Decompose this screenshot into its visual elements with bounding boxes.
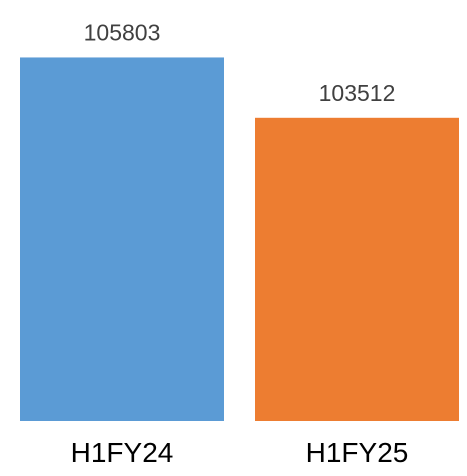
bars-group [20,57,459,421]
category-label-h1fy24: H1FY24 [71,437,174,468]
data-label-h1fy24: 105803 [84,19,161,45]
value-labels-group: 105803 103512 [84,19,396,105]
data-label-h1fy25: 103512 [319,80,396,106]
bar-h1fy24 [20,57,224,421]
category-label-h1fy25: H1FY25 [306,437,409,468]
bar-h1fy25 [255,117,459,421]
category-labels-group: H1FY24 H1FY25 [71,437,409,468]
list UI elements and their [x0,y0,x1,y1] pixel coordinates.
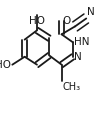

━━━━━━━━━━━━━━━━━━━━━━━━━━━━━━

* [STATED EXERCISE]: Reproduce all of the data above, replacing "elements" with "components" and changing nothing else. Omit the pictures.

* [EXERCISE RESULT]:
Decompose this screenshot into its visual components with bounding boxes.
bars-group [20,57,459,421]
category-label-h1fy24: H1FY24 [71,437,174,468]
data-label-h1fy24: 105803 [84,19,161,45]
value-labels-group: 105803 103512 [84,19,396,105]
data-label-h1fy25: 103512 [319,80,396,106]
bar-h1fy24 [20,57,224,421]
category-label-h1fy25: H1FY25 [306,437,409,468]
bar-h1fy25 [255,117,459,421]
category-labels-group: H1FY24 H1FY25 [71,437,409,468]
list UI components and their [x0,y0,x1,y1] pixel coordinates.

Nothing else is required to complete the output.